- WORK INSTRUCTIONS
Whenever a line below holds the word "name", copy that line.
--- begin RECORD EXCERPTS ---
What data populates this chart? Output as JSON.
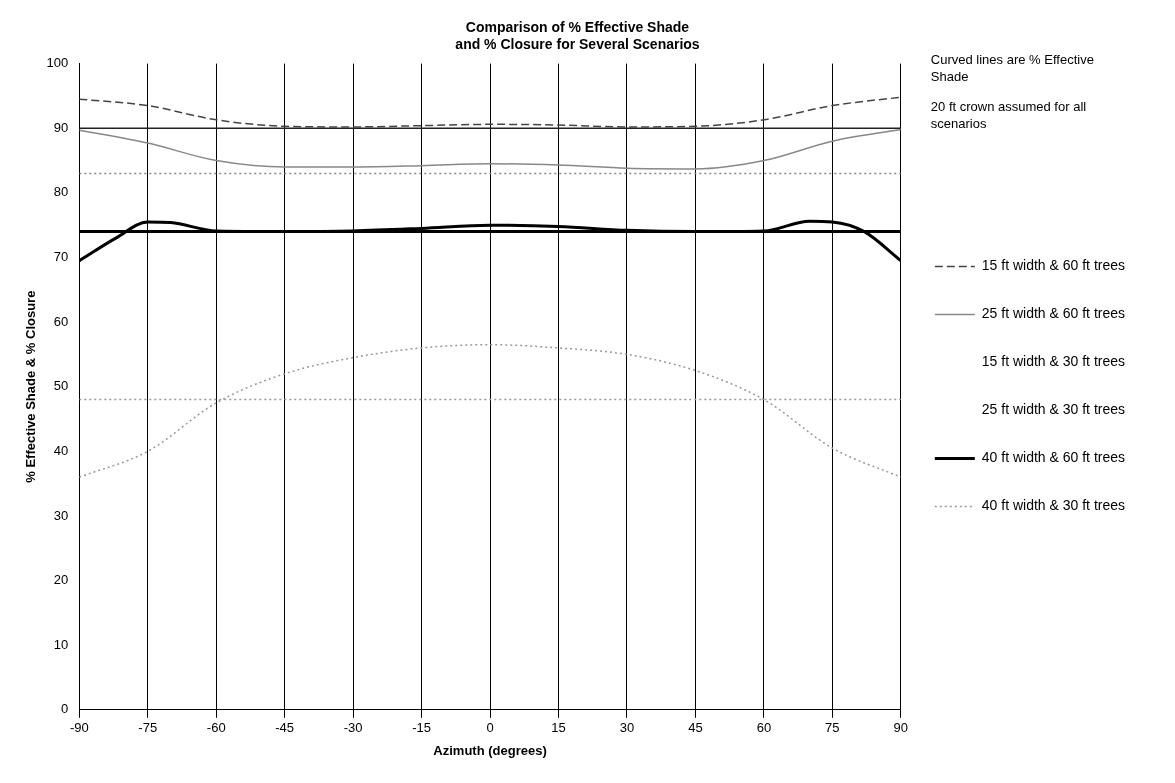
{
  "chart_data": {
    "type": "line",
    "title": [
      "Comparison of % Effective Shade",
      "and % Closure for Several Scenarios"
    ],
    "xlabel": "Azimuth (degrees)",
    "ylabel": "% Effective Shade & % Closure",
    "annotations": [
      "Curved lines are % Effective Shade",
      "20 ft crown assumed for all scenarios"
    ],
    "xlim": [
      -90,
      90
    ],
    "xticks": [
      -90,
      -75,
      -60,
      -45,
      -30,
      -15,
      0,
      15,
      30,
      45,
      60,
      75,
      90
    ],
    "ylim": [
      0,
      100
    ],
    "yticks": [
      0,
      10,
      20,
      30,
      40,
      50,
      60,
      70,
      80,
      90,
      100
    ],
    "grid": "x",
    "legend": "right",
    "marker": "none",
    "series": [
      {
        "name": "15 ft width & 60 ft trees",
        "color": "#444444",
        "line_style": "dashed",
        "x": [
          -90,
          -75,
          -60,
          -45,
          -30,
          -15,
          0,
          15,
          30,
          45,
          60,
          75,
          90
        ],
        "values": [
          94.5,
          93.5,
          91.3,
          90.3,
          90.2,
          90.4,
          90.6,
          90.5,
          90.2,
          90.3,
          91.3,
          93.5,
          94.8
        ]
      },
      {
        "name": "25 ft width & 60 ft trees",
        "color": "#888888",
        "line_style": "solid",
        "x": [
          -90,
          -75,
          -60,
          -45,
          -30,
          -15,
          0,
          15,
          30,
          45,
          60,
          75,
          90
        ],
        "values": [
          89.7,
          87.7,
          85,
          84,
          84,
          84.2,
          84.5,
          84.3,
          83.8,
          83.7,
          85,
          88,
          89.8
        ]
      },
      {
        "name": "15 ft width & 30 ft trees"
      },
      {
        "name": "25 ft width & 30 ft trees"
      },
      {
        "name": "40 ft width & 60 ft trees",
        "color": "#000000",
        "line_style": "solid",
        "x": [
          -90,
          -82,
          -75,
          -70,
          -60,
          -45,
          -30,
          -15,
          0,
          15,
          30,
          45,
          60,
          70,
          75,
          82,
          90
        ],
        "values": [
          69.5,
          73,
          75.5,
          75.4,
          74.1,
          74,
          74.1,
          74.5,
          75,
          74.8,
          74.2,
          74,
          74.1,
          75.6,
          75.5,
          74,
          69.5
        ]
      },
      {
        "name": "40 ft width & 30 ft trees",
        "color": "#999999",
        "line_style": "dotted",
        "x": [
          -90,
          -75,
          -60,
          -45,
          -30,
          -15,
          0,
          15,
          30,
          45,
          60,
          75,
          90
        ],
        "values": [
          36,
          40,
          47.5,
          52,
          54.5,
          56,
          56.5,
          56,
          55,
          52.5,
          48,
          40.5,
          36
        ]
      },
      {
        "color": "#222222",
        "line_style": "solid",
        "x": [
          -90,
          90
        ],
        "values": [
          90,
          90
        ]
      },
      {
        "color": "#888888",
        "line_style": "dotted",
        "x": [
          -90,
          90
        ],
        "values": [
          83,
          83
        ]
      },
      {
        "color": "#000000",
        "line_style": "solid",
        "x": [
          -90,
          90
        ],
        "values": [
          74,
          74
        ]
      },
      {
        "color": "#999999",
        "line_style": "dotted",
        "x": [
          -90,
          90
        ],
        "values": [
          48,
          48
        ]
      }
    ]
  }
}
--- end RECORD EXCERPTS ---
- WRITTEN SOLUTION
        "name": "15 ft width & 60 ft trees",
        "name": "25 ft width & 60 ft trees",
        "name": "15 ft width & 30 ft trees"
        "name": "25 ft width & 30 ft trees"
        "name": "40 ft width & 60 ft trees",
        "name": "40 ft width & 30 ft trees",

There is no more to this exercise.